▸ Given instruction
Scan the following material for the string "Actividad" and copy each line in which it appears.

▸ Data supplied
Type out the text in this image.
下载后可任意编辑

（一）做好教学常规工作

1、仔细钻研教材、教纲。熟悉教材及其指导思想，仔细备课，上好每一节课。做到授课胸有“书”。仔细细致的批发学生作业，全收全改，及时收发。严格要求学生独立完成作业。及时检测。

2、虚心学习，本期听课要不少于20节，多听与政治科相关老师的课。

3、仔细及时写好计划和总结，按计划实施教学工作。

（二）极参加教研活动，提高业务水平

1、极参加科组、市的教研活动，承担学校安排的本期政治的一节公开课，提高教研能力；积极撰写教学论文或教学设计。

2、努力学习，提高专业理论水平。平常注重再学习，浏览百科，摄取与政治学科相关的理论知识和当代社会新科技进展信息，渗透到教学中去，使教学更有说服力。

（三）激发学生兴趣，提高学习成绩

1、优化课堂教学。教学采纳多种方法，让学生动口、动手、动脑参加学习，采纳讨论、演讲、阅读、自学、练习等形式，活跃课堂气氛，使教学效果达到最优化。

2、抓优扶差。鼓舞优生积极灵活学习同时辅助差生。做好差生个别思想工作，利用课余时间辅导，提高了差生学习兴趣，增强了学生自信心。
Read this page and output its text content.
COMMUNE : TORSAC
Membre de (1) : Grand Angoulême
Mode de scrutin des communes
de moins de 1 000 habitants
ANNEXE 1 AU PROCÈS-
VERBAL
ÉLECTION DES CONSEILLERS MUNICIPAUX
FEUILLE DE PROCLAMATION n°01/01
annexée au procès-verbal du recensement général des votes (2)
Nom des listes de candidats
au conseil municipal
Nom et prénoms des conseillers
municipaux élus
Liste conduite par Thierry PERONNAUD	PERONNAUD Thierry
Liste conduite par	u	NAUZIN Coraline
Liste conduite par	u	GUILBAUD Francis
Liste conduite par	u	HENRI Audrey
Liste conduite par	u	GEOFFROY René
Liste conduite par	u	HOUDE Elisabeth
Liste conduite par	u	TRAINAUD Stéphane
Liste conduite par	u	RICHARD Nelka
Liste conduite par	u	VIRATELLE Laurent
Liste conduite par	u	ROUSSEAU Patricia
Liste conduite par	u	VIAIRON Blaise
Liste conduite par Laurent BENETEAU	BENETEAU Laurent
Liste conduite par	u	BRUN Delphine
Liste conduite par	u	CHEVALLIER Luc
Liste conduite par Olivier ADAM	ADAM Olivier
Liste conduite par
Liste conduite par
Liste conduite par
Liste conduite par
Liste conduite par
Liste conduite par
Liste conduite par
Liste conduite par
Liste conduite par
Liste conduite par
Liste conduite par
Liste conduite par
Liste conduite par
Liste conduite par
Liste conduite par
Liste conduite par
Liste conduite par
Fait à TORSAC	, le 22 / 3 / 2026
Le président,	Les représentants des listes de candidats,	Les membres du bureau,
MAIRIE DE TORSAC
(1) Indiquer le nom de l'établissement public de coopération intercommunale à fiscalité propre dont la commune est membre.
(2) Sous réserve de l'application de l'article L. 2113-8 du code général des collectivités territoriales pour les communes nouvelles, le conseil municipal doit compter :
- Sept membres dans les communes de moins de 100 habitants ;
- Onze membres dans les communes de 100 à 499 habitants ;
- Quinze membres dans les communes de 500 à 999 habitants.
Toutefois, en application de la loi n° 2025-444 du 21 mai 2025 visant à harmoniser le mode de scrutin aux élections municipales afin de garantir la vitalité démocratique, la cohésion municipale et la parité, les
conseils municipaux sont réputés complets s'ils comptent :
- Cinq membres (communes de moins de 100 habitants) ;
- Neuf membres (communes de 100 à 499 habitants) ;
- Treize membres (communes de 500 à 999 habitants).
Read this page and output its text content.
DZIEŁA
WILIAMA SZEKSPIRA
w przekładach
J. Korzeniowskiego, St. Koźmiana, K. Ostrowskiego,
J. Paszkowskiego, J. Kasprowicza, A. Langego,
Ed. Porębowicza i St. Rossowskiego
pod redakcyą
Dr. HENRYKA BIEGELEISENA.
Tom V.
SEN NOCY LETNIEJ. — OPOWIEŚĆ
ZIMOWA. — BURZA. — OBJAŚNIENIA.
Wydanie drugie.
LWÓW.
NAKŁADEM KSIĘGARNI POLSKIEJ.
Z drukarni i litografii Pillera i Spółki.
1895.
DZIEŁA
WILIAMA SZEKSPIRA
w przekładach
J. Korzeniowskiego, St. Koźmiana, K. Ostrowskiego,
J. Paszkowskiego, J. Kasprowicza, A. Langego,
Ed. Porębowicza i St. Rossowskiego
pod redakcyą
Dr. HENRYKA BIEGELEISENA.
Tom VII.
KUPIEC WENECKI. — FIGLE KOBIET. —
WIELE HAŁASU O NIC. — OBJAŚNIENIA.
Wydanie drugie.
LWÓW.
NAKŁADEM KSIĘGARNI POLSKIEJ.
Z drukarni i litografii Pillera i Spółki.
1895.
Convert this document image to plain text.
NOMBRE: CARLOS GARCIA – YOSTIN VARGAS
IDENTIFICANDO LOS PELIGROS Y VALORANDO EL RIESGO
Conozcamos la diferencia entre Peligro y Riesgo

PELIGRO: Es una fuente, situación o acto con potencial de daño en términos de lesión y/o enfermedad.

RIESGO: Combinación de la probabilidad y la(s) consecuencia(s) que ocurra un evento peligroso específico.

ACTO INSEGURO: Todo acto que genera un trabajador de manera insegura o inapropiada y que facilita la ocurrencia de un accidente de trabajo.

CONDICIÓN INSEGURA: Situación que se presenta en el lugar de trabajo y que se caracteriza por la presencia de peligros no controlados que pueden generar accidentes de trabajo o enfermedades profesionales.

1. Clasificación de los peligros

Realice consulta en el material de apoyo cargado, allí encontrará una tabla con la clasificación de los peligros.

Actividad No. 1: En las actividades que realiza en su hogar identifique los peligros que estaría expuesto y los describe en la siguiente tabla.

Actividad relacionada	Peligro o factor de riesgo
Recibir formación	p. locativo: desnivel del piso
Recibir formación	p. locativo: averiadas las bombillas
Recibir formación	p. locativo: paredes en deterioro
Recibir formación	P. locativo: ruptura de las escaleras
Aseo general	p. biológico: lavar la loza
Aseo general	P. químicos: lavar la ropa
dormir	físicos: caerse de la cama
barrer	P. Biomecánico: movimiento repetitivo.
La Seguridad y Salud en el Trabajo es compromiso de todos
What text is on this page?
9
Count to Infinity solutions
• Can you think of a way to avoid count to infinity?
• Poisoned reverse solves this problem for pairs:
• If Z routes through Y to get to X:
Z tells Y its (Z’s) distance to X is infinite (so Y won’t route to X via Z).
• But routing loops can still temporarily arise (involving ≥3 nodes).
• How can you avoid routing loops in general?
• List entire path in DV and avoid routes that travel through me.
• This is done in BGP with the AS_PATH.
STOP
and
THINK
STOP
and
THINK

▸ Task solution
Actividad No. 1: En las actividades que realiza en su hogar identifique los peligros que estaría expuesto y los describe en la siguiente tabla.
Actividad relacionada	Peligro o factor de riesgo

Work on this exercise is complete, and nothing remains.